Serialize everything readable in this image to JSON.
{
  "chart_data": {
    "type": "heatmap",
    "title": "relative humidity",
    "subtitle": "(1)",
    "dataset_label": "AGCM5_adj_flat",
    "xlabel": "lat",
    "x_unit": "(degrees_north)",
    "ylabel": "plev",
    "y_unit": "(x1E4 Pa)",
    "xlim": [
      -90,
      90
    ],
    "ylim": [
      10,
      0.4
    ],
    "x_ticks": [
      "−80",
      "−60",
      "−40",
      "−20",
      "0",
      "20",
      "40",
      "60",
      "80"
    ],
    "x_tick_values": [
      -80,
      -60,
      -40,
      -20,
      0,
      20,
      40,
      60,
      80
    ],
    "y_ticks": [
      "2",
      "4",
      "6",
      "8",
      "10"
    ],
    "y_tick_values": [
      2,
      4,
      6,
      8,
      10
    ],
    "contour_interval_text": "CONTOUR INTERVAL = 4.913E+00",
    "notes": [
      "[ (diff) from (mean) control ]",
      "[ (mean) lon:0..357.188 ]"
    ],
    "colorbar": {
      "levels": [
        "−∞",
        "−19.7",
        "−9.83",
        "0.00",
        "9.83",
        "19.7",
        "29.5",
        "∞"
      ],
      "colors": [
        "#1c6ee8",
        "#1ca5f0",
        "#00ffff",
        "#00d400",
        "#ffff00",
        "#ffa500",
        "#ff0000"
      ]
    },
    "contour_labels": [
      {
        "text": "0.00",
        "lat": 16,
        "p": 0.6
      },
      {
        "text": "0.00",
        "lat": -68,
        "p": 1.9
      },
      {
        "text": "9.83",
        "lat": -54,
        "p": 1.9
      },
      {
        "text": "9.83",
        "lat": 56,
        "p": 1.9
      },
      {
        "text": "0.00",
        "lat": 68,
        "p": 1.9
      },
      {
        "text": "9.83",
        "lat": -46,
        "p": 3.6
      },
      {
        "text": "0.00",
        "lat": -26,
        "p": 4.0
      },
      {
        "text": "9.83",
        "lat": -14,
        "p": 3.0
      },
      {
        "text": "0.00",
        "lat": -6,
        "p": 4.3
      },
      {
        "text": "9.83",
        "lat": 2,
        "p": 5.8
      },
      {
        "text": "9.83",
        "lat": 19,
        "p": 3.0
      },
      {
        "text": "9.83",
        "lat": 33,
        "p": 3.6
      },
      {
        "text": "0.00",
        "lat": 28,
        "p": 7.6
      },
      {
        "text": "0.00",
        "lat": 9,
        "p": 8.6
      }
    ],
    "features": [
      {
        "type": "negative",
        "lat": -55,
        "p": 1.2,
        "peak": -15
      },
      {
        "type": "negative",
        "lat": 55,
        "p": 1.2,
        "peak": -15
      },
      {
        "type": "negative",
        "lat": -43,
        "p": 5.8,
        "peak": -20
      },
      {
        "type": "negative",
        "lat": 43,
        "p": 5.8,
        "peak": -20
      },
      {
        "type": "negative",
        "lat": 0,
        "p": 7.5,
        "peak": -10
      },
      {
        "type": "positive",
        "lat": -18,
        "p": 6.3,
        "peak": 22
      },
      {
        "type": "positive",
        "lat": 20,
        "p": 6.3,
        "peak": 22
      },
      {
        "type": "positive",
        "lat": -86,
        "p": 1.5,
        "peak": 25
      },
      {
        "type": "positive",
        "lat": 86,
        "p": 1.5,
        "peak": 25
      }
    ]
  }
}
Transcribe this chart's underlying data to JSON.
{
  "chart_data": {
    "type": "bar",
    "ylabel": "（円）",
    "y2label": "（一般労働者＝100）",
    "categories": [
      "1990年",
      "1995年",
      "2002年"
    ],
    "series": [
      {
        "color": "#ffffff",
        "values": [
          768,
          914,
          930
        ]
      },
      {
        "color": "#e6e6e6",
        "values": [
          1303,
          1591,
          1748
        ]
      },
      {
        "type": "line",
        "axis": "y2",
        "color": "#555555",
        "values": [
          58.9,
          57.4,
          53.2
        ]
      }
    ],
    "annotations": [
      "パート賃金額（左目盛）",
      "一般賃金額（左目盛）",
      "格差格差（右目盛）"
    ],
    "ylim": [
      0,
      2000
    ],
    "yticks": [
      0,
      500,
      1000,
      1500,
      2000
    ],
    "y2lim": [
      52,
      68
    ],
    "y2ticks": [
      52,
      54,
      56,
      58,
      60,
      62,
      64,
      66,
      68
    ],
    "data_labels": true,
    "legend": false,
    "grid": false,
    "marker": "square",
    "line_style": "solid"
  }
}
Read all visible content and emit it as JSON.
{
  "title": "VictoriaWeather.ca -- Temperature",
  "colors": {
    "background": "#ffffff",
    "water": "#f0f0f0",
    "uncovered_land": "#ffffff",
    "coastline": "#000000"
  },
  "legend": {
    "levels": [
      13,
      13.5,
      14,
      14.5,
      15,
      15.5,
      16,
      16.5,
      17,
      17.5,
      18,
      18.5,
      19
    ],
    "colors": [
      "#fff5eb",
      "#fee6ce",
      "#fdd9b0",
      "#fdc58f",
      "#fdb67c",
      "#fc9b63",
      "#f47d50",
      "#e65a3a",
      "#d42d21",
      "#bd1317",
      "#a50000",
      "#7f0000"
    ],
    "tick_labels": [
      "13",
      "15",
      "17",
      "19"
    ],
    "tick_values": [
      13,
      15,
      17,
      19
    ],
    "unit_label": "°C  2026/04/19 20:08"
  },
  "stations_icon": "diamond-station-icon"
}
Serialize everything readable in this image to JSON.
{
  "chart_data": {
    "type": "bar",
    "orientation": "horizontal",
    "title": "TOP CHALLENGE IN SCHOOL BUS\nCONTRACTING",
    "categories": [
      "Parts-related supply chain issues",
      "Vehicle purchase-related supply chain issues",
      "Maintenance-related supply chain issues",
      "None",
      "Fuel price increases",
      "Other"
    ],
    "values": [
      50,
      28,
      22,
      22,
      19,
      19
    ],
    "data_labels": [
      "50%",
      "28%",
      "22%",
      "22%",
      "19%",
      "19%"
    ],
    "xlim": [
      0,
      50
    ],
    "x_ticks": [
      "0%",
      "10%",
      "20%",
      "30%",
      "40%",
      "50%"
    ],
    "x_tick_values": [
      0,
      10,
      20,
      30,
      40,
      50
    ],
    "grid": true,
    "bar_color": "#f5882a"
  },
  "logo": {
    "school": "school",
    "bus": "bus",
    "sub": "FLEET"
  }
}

> [PROBLEM REQUIREMENTS]:
Pick out each line containing "ffffff" and report it.

> [RESPONSE TO THIS EXERCISE]:
        "color": "#ffffff",
    "background": "#ffffff",
    "uncovered_land": "#ffffff",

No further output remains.